-- BEGIN Raw records --
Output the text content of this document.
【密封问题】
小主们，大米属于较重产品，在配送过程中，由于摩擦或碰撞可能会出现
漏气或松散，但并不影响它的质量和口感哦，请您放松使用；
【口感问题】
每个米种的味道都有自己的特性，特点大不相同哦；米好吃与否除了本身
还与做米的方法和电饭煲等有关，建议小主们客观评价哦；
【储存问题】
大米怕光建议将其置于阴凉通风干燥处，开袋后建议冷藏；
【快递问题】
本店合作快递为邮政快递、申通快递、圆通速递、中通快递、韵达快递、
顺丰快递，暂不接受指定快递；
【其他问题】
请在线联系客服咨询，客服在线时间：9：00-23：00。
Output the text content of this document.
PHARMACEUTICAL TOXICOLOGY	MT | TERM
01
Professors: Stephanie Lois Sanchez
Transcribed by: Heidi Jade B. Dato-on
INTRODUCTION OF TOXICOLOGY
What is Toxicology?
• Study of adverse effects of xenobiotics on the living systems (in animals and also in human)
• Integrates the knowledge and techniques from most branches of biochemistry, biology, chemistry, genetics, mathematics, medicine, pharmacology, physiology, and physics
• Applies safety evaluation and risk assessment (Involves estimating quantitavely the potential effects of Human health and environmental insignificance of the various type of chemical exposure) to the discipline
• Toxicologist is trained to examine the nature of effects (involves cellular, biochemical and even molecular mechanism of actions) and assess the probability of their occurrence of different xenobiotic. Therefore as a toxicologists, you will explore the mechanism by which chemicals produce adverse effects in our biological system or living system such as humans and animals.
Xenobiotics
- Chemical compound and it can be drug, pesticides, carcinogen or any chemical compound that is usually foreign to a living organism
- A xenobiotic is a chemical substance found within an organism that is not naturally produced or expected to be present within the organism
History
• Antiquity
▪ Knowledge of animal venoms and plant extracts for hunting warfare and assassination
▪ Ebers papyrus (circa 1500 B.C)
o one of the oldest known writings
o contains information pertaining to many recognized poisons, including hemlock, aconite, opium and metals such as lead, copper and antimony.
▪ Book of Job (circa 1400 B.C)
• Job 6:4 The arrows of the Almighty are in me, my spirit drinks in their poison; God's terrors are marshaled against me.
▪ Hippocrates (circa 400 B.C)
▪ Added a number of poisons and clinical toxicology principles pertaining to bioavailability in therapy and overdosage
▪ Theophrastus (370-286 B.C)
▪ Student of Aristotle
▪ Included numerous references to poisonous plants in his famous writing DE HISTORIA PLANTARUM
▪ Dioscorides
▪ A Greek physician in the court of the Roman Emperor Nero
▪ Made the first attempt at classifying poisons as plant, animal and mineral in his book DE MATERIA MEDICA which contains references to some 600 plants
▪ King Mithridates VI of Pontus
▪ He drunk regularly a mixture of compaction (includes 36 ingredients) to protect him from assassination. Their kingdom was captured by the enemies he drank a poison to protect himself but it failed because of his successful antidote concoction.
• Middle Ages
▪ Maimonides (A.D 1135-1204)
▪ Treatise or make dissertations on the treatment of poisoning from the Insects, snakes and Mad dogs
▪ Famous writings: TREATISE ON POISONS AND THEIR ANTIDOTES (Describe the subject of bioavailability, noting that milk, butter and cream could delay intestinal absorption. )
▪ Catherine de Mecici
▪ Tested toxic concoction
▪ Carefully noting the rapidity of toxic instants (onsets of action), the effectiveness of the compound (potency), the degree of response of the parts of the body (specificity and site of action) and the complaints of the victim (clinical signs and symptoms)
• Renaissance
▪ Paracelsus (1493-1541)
-- END Raw records --
_Work instructions:_
Repeat the entries exactly, all of them.

_Answer to the exercise:_
Output the text content of this document.
【密封问题】
小主们，大米属于较重产品，在配送过程中，由于摩擦或碰撞可能会出现
漏气或松散，但并不影响它的质量和口感哦，请您放松使用；
【口感问题】
每个米种的味道都有自己的特性，特点大不相同哦；米好吃与否除了本身
还与做米的方法和电饭煲等有关，建议小主们客观评价哦；
【储存问题】
大米怕光建议将其置于阴凉通风干燥处，开袋后建议冷藏；
【快递问题】
本店合作快递为邮政快递、申通快递、圆通速递、中通快递、韵达快递、
顺丰快递，暂不接受指定快递；
【其他问题】
请在线联系客服咨询，客服在线时间：9：00-23：00。
Output the text content of this document.
PHARMACEUTICAL TOXICOLOGY	MT | TERM
01
Professors: Stephanie Lois Sanchez
Transcribed by: Heidi Jade B. Dato-on
INTRODUCTION OF TOXICOLOGY
What is Toxicology?
• Study of adverse effects of xenobiotics on the living systems (in animals and also in human)
• Integrates the knowledge and techniques from most branches of biochemistry, biology, chemistry, genetics, mathematics, medicine, pharmacology, physiology, and physics
• Applies safety evaluation and risk assessment (Involves estimating quantitavely the potential effects of Human health and environmental insignificance of the various type of chemical exposure) to the discipline
• Toxicologist is trained to examine the nature of effects (involves cellular, biochemical and even molecular mechanism of actions) and assess the probability of their occurrence of different xenobiotic. Therefore as a toxicologists, you will explore the mechanism by which chemicals produce adverse effects in our biological system or living system such as humans and animals.
Xenobiotics
- Chemical compound and it can be drug, pesticides, carcinogen or any chemical compound that is usually foreign to a living organism
- A xenobiotic is a chemical substance found within an organism that is not naturally produced or expected to be present within the organism
History
• Antiquity
▪ Knowledge of animal venoms and plant extracts for hunting warfare and assassination
▪ Ebers papyrus (circa 1500 B.C)
o one of the oldest known writings
o contains information pertaining to many recognized poisons, including hemlock, aconite, opium and metals such as lead, copper and antimony.
▪ Book of Job (circa 1400 B.C)
• Job 6:4 The arrows of the Almighty are in me, my spirit drinks in their poison; God's terrors are marshaled against me.
▪ Hippocrates (circa 400 B.C)
▪ Added a number of poisons and clinical toxicology principles pertaining to bioavailability in therapy and overdosage
▪ Theophrastus (370-286 B.C)
▪ Student of Aristotle
▪ Included numerous references to poisonous plants in his famous writing DE HISTORIA PLANTARUM
▪ Dioscorides
▪ A Greek physician in the court of the Roman Emperor Nero
▪ Made the first attempt at classifying poisons as plant, animal and mineral in his book DE MATERIA MEDICA which contains references to some 600 plants
▪ King Mithridates VI of Pontus
▪ He drunk regularly a mixture of compaction (includes 36 ingredients) to protect him from assassination. Their kingdom was captured by the enemies he drank a poison to protect himself but it failed because of his successful antidote concoction.
• Middle Ages
▪ Maimonides (A.D 1135-1204)
▪ Treatise or make dissertations on the treatment of poisoning from the Insects, snakes and Mad dogs
▪ Famous writings: TREATISE ON POISONS AND THEIR ANTIDOTES (Describe the subject of bioavailability, noting that milk, butter and cream could delay intestinal absorption. )
▪ Catherine de Mecici
▪ Tested toxic concoction
▪ Carefully noting the rapidity of toxic instants (onsets of action), the effectiveness of the compound (potency), the degree of response of the parts of the body (specificity and site of action) and the complaints of the victim (clinical signs and symptoms)
• Renaissance
▪ Paracelsus (1493-1541)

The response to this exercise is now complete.